— STATED TASK —
In the listing below, locate the lines that hold "quantity" and copy them.

START INFORMATION SHOWN

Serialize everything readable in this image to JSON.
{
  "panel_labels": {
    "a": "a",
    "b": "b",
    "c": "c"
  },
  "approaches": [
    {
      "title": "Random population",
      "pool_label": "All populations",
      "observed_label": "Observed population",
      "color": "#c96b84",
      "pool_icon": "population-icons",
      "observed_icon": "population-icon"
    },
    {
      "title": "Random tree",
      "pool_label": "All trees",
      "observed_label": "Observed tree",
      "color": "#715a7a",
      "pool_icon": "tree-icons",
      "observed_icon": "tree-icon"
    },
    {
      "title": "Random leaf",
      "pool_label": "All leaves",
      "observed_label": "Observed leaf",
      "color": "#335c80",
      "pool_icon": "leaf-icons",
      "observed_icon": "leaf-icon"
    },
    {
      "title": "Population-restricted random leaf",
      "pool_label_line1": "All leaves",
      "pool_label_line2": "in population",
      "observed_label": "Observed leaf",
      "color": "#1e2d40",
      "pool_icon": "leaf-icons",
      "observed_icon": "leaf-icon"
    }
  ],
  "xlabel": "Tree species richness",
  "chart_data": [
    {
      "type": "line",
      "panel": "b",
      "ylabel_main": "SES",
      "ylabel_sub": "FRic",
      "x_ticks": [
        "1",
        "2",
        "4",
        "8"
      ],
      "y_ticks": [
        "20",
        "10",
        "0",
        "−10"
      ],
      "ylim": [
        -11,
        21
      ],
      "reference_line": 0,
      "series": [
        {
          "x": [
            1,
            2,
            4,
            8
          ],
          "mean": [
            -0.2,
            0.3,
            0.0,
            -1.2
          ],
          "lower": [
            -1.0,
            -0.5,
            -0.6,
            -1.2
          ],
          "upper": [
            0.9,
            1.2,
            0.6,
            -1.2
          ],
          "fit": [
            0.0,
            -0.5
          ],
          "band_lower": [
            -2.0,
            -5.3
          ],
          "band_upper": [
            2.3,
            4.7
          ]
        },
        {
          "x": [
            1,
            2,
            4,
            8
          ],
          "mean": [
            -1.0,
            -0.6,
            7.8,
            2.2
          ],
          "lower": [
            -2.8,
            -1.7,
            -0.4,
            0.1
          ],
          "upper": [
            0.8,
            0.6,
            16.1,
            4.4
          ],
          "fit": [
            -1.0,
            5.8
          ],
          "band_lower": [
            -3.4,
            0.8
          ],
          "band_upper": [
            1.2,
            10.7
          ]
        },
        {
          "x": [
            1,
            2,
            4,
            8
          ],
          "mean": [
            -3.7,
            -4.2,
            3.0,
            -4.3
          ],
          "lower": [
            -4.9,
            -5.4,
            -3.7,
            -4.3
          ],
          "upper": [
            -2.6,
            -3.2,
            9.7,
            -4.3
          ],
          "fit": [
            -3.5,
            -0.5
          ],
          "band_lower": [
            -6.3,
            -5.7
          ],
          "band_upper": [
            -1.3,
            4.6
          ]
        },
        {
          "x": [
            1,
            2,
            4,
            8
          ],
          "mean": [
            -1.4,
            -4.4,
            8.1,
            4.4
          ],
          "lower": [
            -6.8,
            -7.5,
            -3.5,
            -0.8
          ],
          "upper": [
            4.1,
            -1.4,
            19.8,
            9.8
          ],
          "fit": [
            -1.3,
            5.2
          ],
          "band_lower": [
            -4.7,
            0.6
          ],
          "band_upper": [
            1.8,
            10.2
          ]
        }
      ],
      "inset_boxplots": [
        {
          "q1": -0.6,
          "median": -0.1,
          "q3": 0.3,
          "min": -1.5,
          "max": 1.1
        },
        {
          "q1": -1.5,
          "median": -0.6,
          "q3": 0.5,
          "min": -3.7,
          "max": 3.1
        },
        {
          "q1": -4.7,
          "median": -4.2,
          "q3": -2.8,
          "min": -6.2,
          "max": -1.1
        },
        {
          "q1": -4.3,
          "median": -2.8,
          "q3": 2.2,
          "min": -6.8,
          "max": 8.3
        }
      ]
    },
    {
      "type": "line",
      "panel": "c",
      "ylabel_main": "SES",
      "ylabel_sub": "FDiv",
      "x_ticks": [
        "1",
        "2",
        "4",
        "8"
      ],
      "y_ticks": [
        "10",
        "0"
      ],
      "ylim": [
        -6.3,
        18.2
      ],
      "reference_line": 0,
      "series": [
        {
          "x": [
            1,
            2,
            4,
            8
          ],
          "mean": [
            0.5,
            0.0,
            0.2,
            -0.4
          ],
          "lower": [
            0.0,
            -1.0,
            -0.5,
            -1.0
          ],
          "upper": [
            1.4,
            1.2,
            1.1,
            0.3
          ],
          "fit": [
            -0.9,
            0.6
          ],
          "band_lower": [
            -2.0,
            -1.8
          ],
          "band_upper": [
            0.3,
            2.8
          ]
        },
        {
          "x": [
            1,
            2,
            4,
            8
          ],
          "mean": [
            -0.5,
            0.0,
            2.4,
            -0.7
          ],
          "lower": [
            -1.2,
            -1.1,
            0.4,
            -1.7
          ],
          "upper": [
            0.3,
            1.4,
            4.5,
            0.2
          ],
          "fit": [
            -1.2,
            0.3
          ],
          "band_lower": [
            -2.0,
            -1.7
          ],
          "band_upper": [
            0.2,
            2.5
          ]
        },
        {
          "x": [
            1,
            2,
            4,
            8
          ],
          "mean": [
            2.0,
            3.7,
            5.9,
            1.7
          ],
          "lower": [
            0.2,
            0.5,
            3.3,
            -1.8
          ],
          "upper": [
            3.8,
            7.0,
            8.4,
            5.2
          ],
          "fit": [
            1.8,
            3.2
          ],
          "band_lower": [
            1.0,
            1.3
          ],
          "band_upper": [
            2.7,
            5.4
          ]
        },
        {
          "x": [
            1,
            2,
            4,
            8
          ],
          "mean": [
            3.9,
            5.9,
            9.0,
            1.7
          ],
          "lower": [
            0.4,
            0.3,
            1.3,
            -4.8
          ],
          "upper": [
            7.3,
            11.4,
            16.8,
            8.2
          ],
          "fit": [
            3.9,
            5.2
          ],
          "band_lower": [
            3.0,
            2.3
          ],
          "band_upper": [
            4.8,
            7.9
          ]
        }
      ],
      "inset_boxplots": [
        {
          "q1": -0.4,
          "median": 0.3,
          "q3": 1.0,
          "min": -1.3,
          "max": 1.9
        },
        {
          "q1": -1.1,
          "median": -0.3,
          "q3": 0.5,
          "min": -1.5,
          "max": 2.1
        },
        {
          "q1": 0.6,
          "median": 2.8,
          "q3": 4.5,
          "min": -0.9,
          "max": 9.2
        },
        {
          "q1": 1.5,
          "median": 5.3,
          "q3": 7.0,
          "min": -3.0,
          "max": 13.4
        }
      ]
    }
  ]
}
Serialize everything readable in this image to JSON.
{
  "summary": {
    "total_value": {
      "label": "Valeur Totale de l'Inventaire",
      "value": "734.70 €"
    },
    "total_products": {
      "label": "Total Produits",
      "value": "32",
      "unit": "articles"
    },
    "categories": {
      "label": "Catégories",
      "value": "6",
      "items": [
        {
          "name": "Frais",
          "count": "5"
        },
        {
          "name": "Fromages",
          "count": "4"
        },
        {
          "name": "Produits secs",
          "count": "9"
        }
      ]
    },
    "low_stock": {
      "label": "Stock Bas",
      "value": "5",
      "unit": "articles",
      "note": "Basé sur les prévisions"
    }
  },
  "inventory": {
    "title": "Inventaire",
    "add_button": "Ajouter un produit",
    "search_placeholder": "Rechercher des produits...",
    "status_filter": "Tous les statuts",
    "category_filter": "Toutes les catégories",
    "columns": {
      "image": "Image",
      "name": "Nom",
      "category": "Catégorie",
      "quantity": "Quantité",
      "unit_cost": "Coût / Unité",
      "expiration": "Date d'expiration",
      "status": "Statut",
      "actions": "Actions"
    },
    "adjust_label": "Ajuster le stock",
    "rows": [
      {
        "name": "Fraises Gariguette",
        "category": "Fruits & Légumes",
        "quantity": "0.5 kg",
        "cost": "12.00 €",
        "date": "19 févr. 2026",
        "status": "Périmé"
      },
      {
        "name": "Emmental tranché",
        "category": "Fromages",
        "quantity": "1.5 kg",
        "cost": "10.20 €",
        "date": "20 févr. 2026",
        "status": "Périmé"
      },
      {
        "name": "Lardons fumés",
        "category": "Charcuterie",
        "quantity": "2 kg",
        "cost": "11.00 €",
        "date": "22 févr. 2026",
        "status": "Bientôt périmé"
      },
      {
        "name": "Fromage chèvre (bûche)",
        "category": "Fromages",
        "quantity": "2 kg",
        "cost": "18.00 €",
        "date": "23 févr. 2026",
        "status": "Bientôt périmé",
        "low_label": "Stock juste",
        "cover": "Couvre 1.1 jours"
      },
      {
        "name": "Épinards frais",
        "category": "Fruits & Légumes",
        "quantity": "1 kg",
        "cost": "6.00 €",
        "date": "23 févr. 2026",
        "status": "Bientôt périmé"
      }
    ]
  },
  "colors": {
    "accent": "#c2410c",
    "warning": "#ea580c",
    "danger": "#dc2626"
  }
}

END INFORMATION SHOWN

— EXERCISE OUTPUT —
      "quantity": "Quantité",
        "quantity": "0.5 kg",
        "quantity": "1.5 kg",
        "quantity": "2 kg",
        "quantity": "2 kg",
        "quantity": "1 kg",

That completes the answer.